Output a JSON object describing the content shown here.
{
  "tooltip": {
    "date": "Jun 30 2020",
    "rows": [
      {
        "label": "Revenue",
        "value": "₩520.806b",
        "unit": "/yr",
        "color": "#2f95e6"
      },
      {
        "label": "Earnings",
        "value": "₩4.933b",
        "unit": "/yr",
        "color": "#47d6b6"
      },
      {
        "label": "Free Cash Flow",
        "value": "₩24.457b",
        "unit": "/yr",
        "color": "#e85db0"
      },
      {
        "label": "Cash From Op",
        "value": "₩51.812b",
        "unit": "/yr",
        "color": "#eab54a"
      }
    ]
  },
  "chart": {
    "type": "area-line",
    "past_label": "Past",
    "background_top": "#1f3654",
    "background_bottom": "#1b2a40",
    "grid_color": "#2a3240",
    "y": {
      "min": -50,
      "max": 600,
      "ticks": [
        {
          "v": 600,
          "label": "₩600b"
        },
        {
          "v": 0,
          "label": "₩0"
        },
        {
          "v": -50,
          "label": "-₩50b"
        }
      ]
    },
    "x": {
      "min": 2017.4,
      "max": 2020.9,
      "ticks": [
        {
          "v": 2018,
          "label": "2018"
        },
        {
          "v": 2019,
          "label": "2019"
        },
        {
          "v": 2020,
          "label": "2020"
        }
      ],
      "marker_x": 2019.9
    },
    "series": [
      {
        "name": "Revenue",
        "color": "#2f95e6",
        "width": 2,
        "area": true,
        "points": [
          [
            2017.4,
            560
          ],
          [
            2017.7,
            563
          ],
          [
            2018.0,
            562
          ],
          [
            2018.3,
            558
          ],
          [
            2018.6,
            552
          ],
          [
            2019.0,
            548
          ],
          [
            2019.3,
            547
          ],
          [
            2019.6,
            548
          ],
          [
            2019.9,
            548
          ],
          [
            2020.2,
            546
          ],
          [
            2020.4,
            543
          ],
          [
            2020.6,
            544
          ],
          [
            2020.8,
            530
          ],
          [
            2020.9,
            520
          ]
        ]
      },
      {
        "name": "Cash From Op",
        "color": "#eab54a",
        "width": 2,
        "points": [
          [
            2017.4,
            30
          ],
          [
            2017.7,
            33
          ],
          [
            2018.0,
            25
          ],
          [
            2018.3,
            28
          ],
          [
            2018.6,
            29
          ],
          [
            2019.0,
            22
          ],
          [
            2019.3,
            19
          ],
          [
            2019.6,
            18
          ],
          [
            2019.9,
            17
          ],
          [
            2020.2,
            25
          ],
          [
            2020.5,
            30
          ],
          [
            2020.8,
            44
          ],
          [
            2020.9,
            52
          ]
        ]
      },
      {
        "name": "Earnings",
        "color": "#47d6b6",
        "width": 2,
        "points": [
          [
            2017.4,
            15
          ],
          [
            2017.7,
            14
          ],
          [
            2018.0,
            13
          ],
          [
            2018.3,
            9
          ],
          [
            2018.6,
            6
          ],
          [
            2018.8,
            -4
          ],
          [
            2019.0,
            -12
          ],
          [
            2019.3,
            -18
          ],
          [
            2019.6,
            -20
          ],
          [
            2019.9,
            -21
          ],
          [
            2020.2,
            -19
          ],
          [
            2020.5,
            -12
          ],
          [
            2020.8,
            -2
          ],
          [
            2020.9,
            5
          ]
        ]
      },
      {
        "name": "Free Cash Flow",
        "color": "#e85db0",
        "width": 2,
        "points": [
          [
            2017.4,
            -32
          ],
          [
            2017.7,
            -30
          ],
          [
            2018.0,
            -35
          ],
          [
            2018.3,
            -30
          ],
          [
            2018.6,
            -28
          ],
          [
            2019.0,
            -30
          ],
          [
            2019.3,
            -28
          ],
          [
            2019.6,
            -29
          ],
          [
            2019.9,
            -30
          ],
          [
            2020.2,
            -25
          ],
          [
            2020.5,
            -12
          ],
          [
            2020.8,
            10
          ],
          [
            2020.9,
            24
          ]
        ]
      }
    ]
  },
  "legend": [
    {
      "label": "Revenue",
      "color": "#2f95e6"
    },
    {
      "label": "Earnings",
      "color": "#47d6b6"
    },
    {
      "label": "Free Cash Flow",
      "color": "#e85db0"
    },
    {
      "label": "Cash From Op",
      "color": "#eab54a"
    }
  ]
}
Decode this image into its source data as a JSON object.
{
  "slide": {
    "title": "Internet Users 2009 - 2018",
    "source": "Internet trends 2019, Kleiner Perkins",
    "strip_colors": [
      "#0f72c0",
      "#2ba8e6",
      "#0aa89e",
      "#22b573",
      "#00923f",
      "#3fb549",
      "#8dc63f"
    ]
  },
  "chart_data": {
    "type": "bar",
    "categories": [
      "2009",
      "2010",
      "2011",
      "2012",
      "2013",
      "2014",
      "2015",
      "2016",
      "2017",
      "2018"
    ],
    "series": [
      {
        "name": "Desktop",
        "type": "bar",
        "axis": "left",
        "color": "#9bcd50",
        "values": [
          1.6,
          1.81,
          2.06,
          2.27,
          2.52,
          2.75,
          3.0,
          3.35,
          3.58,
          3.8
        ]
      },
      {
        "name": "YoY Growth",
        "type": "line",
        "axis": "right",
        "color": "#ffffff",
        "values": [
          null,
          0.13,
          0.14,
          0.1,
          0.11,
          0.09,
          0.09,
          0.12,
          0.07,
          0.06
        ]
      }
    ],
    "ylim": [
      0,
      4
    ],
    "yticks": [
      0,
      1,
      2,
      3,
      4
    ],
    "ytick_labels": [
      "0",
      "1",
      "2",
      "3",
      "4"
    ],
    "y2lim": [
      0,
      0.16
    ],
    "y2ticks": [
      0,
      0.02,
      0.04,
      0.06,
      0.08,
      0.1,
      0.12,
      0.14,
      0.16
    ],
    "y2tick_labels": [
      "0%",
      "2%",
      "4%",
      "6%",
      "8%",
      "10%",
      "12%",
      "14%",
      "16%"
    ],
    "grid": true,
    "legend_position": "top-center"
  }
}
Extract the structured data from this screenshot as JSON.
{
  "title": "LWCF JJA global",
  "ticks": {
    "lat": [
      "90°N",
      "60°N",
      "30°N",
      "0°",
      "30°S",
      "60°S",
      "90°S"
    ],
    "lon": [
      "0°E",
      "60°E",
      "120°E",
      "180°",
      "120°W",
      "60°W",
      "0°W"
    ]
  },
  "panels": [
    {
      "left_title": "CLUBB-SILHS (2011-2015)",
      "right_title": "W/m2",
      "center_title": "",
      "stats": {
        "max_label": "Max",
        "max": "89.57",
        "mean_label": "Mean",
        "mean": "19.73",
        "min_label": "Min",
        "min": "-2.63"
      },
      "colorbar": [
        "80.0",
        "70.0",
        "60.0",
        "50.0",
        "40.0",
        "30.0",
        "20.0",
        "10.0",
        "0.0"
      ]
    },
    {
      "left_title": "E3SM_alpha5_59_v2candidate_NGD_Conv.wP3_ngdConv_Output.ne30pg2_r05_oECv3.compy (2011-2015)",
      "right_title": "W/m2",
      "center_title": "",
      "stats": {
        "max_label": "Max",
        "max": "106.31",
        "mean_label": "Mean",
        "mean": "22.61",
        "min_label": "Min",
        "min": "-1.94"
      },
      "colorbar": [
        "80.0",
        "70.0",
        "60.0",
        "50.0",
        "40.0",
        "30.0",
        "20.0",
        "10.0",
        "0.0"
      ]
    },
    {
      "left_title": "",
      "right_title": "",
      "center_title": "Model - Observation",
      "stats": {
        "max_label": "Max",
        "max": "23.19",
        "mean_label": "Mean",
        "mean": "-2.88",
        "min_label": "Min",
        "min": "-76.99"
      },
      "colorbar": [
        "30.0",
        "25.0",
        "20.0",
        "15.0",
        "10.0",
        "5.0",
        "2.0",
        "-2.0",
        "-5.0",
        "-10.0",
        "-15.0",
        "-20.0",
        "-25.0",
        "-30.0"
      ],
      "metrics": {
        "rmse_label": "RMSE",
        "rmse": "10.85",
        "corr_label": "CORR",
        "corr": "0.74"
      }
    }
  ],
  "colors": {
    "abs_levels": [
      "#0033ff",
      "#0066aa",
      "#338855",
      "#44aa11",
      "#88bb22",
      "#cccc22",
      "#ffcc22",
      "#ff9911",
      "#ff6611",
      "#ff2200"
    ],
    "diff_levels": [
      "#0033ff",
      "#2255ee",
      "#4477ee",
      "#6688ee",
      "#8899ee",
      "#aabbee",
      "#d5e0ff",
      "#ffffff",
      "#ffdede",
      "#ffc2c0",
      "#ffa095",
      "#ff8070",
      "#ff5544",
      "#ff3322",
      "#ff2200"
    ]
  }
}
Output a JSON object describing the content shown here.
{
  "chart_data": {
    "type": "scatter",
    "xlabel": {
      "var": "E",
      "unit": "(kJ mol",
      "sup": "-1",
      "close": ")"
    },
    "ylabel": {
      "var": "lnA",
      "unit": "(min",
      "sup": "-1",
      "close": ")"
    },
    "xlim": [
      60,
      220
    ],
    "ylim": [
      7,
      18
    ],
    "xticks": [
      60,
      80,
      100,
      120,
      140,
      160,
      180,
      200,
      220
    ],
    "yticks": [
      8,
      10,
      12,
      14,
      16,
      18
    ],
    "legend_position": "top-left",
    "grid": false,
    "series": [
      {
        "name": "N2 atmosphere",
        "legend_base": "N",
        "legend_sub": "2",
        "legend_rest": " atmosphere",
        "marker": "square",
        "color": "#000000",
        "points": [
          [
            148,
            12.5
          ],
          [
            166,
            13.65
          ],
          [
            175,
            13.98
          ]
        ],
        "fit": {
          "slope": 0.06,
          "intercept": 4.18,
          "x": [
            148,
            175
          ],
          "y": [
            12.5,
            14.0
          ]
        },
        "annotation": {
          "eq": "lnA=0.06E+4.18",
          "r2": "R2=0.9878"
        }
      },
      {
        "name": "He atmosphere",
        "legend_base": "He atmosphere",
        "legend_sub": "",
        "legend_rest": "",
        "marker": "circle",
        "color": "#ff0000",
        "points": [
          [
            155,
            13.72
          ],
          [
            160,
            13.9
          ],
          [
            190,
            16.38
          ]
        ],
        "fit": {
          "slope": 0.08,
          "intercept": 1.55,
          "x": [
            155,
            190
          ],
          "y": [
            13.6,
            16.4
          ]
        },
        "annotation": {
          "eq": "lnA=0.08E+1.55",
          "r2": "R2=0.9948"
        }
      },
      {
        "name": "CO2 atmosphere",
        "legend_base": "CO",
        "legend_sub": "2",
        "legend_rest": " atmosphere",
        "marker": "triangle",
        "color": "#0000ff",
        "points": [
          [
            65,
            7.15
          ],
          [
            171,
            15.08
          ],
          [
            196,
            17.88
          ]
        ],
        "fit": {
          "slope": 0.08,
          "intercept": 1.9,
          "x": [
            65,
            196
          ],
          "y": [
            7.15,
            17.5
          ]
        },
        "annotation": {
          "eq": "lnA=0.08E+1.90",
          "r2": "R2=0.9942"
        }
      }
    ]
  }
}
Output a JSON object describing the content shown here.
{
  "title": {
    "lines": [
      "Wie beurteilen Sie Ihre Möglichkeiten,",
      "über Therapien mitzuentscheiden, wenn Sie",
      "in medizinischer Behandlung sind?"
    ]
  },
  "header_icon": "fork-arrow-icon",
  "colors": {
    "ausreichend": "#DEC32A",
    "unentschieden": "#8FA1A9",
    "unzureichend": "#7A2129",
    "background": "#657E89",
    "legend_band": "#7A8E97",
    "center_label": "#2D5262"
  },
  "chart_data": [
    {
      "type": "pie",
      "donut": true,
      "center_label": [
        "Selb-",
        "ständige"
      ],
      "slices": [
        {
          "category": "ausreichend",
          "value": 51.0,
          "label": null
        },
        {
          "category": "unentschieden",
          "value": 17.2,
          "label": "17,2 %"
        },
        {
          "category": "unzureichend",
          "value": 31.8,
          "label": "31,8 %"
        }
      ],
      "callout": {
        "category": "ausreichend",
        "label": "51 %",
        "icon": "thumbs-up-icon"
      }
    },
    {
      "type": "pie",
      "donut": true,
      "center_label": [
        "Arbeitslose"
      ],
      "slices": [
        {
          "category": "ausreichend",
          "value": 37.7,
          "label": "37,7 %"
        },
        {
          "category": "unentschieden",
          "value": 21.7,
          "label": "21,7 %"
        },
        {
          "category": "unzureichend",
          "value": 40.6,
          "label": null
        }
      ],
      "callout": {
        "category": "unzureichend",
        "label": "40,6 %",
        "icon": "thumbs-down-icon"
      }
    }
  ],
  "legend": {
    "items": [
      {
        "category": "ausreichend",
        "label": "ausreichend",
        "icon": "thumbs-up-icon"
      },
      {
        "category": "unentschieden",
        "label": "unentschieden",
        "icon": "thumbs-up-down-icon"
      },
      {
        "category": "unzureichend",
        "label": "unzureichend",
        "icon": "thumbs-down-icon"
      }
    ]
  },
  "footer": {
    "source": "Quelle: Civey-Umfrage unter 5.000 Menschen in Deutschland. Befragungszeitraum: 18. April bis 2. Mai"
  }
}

————

In the listing above, find each line with the word "true" and copy it.

- RESPONSE TO THE TASK
        "area": true,
    "grid": true,
      "donut": true,
      "donut": true,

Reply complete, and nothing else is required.